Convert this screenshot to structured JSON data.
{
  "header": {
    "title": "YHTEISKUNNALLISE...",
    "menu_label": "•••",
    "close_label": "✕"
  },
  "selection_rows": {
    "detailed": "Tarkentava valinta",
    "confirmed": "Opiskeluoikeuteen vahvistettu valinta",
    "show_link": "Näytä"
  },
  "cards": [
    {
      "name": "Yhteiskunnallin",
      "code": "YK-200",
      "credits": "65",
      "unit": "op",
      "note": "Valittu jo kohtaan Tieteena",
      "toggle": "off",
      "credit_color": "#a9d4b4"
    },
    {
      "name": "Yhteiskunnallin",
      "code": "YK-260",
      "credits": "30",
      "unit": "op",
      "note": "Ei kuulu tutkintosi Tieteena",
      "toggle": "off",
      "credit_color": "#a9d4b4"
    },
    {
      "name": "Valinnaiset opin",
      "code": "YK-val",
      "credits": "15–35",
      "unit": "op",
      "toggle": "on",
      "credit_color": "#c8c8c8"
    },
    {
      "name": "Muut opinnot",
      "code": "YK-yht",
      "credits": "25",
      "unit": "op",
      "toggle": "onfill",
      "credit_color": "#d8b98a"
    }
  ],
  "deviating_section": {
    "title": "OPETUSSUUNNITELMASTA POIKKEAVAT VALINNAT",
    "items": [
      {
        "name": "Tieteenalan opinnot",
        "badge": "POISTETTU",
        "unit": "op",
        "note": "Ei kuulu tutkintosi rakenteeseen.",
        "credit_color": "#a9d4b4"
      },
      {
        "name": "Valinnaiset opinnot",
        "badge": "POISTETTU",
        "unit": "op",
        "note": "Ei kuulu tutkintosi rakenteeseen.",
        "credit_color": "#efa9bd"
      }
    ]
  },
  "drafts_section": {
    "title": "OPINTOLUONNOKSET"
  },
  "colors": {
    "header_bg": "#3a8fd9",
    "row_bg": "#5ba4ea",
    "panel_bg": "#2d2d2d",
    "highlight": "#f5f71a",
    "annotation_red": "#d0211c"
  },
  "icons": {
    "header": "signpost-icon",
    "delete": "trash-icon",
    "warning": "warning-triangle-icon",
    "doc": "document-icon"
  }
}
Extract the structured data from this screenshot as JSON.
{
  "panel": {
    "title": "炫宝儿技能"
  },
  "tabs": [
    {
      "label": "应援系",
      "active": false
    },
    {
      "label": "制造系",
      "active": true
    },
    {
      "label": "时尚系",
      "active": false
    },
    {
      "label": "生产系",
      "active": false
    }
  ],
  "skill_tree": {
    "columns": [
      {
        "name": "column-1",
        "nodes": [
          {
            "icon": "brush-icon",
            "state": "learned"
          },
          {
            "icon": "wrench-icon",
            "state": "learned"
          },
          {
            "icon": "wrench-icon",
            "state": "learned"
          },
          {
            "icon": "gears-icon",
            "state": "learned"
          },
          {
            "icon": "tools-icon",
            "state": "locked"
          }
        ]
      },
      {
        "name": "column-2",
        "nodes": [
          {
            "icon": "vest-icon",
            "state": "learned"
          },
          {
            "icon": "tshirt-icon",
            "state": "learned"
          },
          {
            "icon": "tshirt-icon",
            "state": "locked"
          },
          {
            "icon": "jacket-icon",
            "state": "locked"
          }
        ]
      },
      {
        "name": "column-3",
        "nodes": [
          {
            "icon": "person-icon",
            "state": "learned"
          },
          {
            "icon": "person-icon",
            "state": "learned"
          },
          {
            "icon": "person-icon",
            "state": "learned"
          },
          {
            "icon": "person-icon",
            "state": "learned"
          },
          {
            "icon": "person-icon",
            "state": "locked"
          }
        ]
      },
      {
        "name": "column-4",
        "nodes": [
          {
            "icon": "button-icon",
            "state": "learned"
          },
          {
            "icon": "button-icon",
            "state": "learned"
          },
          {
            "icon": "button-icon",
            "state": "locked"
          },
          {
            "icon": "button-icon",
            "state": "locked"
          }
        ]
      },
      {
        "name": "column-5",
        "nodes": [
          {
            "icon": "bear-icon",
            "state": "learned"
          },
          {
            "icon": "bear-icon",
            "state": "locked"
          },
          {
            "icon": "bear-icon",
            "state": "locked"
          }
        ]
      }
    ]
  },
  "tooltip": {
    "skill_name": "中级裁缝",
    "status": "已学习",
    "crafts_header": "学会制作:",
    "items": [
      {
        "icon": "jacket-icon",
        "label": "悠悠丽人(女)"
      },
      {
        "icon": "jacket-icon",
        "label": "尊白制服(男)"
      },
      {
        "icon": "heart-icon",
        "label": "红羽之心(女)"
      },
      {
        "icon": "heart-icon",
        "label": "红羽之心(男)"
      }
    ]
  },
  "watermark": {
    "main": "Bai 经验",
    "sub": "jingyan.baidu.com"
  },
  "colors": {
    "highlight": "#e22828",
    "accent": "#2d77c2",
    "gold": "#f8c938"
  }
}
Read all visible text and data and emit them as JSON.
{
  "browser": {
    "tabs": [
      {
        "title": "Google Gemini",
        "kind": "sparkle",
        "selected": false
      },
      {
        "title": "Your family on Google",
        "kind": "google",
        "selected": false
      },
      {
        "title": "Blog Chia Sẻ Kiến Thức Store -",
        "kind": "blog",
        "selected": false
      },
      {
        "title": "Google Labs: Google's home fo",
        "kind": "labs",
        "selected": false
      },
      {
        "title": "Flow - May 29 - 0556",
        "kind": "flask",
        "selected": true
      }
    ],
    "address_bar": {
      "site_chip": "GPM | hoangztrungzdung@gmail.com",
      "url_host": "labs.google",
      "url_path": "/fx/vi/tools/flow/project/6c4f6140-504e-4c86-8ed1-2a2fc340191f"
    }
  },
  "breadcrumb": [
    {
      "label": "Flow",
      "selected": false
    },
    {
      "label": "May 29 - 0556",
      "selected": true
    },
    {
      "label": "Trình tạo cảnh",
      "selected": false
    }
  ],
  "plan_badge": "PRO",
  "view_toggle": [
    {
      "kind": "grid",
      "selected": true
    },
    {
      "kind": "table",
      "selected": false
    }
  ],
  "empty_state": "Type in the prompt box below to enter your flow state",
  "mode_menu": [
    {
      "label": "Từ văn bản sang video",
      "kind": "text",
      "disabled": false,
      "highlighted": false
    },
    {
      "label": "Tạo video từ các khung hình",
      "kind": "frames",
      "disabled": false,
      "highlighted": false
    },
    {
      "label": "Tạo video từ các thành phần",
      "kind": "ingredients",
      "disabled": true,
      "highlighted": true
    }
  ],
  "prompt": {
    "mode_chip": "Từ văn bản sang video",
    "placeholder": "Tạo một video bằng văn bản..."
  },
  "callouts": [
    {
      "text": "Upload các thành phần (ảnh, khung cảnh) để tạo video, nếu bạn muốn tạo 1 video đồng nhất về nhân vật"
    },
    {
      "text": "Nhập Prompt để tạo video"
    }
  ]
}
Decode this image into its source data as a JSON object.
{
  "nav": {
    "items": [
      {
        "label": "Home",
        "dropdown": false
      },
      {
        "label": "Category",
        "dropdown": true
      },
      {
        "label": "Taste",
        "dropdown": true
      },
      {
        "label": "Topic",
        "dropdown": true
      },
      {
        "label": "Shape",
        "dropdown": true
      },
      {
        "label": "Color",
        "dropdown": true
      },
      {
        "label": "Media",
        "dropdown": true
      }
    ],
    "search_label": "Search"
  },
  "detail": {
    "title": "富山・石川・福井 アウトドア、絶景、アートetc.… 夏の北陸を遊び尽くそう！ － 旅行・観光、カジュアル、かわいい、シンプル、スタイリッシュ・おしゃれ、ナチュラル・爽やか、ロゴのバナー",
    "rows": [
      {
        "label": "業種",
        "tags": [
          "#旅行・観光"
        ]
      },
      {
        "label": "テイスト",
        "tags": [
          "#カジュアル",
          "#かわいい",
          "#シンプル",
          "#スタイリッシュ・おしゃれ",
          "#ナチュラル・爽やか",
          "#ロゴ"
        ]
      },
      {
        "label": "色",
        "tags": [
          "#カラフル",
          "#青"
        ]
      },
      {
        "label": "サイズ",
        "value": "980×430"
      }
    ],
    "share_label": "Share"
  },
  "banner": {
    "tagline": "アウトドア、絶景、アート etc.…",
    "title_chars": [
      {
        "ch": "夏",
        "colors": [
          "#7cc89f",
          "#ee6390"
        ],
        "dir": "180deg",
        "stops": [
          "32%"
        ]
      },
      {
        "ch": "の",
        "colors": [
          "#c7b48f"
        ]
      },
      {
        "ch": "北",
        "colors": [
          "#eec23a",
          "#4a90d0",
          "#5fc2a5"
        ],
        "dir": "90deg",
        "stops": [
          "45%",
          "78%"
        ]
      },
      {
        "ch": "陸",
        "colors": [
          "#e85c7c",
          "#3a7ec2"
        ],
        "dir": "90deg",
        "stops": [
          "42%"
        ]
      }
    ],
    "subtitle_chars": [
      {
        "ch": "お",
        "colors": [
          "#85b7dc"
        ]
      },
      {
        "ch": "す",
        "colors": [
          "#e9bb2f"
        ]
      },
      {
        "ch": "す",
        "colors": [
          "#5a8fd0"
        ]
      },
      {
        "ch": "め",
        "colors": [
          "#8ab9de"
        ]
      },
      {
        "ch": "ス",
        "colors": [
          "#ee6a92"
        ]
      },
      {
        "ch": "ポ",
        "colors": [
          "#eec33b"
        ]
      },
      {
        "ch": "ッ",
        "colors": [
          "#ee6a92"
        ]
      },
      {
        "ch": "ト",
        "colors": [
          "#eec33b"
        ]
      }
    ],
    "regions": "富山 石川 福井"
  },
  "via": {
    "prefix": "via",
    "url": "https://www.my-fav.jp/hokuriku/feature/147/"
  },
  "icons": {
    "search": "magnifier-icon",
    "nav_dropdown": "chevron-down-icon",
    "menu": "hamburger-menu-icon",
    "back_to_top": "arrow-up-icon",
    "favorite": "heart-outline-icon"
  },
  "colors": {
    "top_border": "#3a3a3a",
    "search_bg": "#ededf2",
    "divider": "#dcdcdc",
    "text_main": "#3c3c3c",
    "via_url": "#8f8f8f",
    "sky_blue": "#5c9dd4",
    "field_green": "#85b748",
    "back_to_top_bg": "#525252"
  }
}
::::::
Task instructions: Your answer should be one number: the count of lines in the data above that include the word "valinta".

Solved exercise: 2